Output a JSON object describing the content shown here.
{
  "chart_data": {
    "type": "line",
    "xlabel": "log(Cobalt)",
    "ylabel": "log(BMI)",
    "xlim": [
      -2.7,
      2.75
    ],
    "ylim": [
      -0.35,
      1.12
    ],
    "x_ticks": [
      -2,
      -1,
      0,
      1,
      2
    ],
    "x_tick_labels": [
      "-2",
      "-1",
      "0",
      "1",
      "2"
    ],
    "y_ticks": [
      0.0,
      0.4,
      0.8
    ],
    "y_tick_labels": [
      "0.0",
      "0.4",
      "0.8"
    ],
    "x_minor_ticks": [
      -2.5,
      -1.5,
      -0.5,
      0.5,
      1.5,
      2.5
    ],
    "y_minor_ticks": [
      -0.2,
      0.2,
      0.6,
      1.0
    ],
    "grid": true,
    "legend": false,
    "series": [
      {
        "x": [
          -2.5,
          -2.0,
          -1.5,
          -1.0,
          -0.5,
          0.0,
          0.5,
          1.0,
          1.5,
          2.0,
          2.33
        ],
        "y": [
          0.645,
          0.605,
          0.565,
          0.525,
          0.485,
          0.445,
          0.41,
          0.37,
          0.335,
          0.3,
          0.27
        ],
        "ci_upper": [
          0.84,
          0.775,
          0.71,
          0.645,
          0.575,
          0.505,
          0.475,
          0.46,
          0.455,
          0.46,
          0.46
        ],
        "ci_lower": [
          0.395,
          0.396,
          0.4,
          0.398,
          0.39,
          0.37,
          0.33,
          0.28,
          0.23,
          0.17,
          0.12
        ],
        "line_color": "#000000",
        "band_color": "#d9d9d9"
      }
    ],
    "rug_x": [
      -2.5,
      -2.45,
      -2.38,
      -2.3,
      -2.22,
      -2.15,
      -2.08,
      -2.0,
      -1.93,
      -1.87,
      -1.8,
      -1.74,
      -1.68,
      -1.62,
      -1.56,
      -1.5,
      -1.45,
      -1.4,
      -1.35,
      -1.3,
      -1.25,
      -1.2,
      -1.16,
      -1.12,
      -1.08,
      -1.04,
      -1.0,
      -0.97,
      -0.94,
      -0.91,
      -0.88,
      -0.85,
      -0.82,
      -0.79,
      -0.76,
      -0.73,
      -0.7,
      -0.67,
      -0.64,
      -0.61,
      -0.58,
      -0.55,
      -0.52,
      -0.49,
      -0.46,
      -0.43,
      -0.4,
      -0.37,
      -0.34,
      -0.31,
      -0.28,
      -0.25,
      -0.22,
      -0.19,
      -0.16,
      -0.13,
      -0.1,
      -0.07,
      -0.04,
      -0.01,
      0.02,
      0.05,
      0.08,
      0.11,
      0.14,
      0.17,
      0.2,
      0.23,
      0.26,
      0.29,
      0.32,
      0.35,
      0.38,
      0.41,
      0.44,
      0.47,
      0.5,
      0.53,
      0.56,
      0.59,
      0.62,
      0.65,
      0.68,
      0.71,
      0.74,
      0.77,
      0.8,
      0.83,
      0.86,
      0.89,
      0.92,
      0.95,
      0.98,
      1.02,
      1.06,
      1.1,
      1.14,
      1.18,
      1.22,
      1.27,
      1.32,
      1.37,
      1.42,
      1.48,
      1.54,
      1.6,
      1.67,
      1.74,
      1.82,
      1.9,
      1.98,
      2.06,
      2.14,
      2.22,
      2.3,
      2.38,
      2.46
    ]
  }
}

[TASK STATEMENT] Reproduce the material precisely, including every line.

[RESULT FOR THIS TASK]
Output a JSON object describing the content shown here.
{
  "chart_data": {
    "type": "line",
    "xlabel": "log(Cobalt)",
    "ylabel": "log(BMI)",
    "xlim": [
      -2.7,
      2.75
    ],
    "ylim": [
      -0.35,
      1.12
    ],
    "x_ticks": [
      -2,
      -1,
      0,
      1,
      2
    ],
    "x_tick_labels": [
      "-2",
      "-1",
      "0",
      "1",
      "2"
    ],
    "y_ticks": [
      0.0,
      0.4,
      0.8
    ],
    "y_tick_labels": [
      "0.0",
      "0.4",
      "0.8"
    ],
    "x_minor_ticks": [
      -2.5,
      -1.5,
      -0.5,
      0.5,
      1.5,
      2.5
    ],
    "y_minor_ticks": [
      -0.2,
      0.2,
      0.6,
      1.0
    ],
    "grid": true,
    "legend": false,
    "series": [
      {
        "x": [
          -2.5,
          -2.0,
          -1.5,
          -1.0,
          -0.5,
          0.0,
          0.5,
          1.0,
          1.5,
          2.0,
          2.33
        ],
        "y": [
          0.645,
          0.605,
          0.565,
          0.525,
          0.485,
          0.445,
          0.41,
          0.37,
          0.335,
          0.3,
          0.27
        ],
        "ci_upper": [
          0.84,
          0.775,
          0.71,
          0.645,
          0.575,
          0.505,
          0.475,
          0.46,
          0.455,
          0.46,
          0.46
        ],
        "ci_lower": [
          0.395,
          0.396,
          0.4,
          0.398,
          0.39,
          0.37,
          0.33,
          0.28,
          0.23,
          0.17,
          0.12
        ],
        "line_color": "#000000",
        "band_color": "#d9d9d9"
      }
    ],
    "rug_x": [
      -2.5,
      -2.45,
      -2.38,
      -2.3,
      -2.22,
      -2.15,
      -2.08,
      -2.0,
      -1.93,
      -1.87,
      -1.8,
      -1.74,
      -1.68,
      -1.62,
      -1.56,
      -1.5,
      -1.45,
      -1.4,
      -1.35,
      -1.3,
      -1.25,
      -1.2,
      -1.16,
      -1.12,
      -1.08,
      -1.04,
      -1.0,
      -0.97,
      -0.94,
      -0.91,
      -0.88,
      -0.85,
      -0.82,
      -0.79,
      -0.76,
      -0.73,
      -0.7,
      -0.67,
      -0.64,
      -0.61,
      -0.58,
      -0.55,
      -0.52,
      -0.49,
      -0.46,
      -0.43,
      -0.4,
      -0.37,
      -0.34,
      -0.31,
      -0.28,
      -0.25,
      -0.22,
      -0.19,
      -0.16,
      -0.13,
      -0.1,
      -0.07,
      -0.04,
      -0.01,
      0.02,
      0.05,
      0.08,
      0.11,
      0.14,
      0.17,
      0.2,
      0.23,
      0.26,
      0.29,
      0.32,
      0.35,
      0.38,
      0.41,
      0.44,
      0.47,
      0.5,
      0.53,
      0.56,
      0.59,
      0.62,
      0.65,
      0.68,
      0.71,
      0.74,
      0.77,
      0.8,
      0.83,
      0.86,
      0.89,
      0.92,
      0.95,
      0.98,
      1.02,
      1.06,
      1.1,
      1.14,
      1.18,
      1.22,
      1.27,
      1.32,
      1.37,
      1.42,
      1.48,
      1.54,
      1.6,
      1.67,
      1.74,
      1.82,
      1.9,
      1.98,
      2.06,
      2.14,
      2.22,
      2.3,
      2.38,
      2.46
    ]
  }
}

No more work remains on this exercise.